**TASK DIRECTIONS**
Which lines hold the word "다운로드"? Show each of them.

**DATA TO USE**
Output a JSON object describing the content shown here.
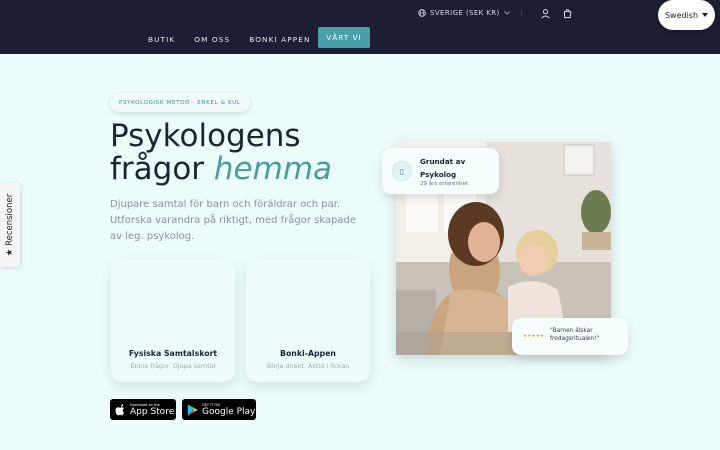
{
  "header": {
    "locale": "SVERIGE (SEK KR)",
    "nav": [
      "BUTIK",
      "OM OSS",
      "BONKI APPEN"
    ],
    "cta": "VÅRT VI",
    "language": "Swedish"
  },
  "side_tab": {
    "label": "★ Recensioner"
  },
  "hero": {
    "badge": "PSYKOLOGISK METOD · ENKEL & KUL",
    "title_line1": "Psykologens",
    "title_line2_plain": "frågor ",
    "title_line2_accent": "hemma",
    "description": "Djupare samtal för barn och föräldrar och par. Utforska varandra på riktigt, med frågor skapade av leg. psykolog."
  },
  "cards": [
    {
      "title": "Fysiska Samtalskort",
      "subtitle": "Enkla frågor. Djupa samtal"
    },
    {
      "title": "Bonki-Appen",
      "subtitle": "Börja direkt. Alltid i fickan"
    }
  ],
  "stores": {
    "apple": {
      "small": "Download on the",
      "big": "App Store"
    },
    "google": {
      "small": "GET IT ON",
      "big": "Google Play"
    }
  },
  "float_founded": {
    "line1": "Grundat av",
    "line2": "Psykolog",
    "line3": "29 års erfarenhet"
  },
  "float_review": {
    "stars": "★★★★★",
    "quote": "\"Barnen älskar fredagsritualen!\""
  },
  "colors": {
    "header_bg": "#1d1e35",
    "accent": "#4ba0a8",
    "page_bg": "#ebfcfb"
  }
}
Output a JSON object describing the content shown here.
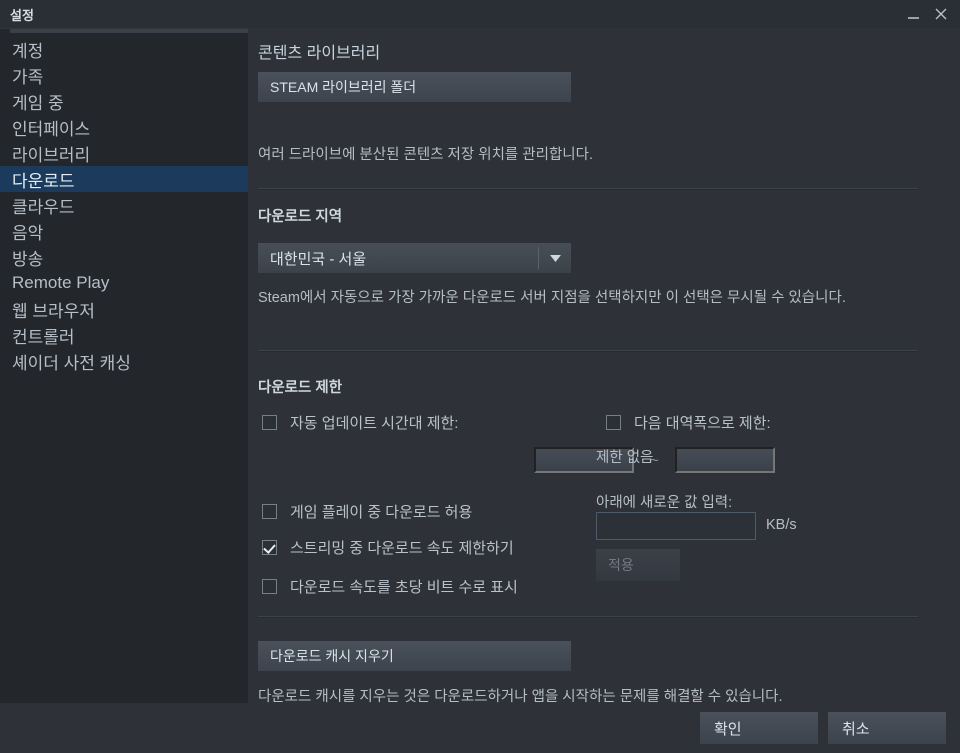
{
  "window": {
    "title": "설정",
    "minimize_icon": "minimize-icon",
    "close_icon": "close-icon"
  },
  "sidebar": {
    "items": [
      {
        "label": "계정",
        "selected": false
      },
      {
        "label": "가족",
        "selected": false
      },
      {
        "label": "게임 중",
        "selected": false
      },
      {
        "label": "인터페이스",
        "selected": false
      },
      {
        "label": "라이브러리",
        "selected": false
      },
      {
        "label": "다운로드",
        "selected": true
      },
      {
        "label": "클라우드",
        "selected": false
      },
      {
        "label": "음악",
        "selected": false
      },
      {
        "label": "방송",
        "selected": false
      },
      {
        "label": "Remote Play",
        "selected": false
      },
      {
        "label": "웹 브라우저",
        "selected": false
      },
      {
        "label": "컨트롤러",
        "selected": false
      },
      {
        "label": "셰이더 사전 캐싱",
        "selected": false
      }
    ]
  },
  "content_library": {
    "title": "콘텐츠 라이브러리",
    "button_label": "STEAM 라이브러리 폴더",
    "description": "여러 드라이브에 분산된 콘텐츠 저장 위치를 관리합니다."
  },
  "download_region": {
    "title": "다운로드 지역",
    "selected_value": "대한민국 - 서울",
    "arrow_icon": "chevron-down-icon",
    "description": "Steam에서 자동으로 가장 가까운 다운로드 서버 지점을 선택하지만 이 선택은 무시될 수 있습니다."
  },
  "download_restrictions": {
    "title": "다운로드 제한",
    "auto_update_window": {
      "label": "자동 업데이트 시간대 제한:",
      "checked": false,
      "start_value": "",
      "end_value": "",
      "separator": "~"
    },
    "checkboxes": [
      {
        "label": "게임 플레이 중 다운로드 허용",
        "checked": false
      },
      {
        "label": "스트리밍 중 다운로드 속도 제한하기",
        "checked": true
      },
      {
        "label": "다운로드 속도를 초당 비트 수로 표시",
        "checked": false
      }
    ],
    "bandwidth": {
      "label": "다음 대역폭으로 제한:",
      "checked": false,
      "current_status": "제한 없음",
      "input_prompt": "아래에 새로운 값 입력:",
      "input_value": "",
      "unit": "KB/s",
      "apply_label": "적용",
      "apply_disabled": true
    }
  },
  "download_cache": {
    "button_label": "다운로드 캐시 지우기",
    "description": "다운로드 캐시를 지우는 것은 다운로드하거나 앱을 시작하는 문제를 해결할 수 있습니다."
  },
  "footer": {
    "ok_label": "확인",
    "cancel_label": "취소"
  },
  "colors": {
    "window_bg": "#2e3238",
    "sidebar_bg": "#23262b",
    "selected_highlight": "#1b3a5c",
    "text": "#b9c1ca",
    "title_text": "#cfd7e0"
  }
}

**SOLUTION TO THE PROBLEM**
        "label": "다운로드",
    "title": "다운로드 지역",
    "description": "Steam에서 자동으로 가장 가까운 다운로드 서버 지점을 선택하지만 이 선택은 무시될 수 있습니다."
    "title": "다운로드 제한",
        "label": "게임 플레이 중 다운로드 허용",
        "label": "스트리밍 중 다운로드 속도 제한하기",
        "label": "다운로드 속도를 초당 비트 수로 표시",
    "button_label": "다운로드 캐시 지우기",
    "description": "다운로드 캐시를 지우는 것은 다운로드하거나 앱을 시작하는 문제를 해결할 수 있습니다."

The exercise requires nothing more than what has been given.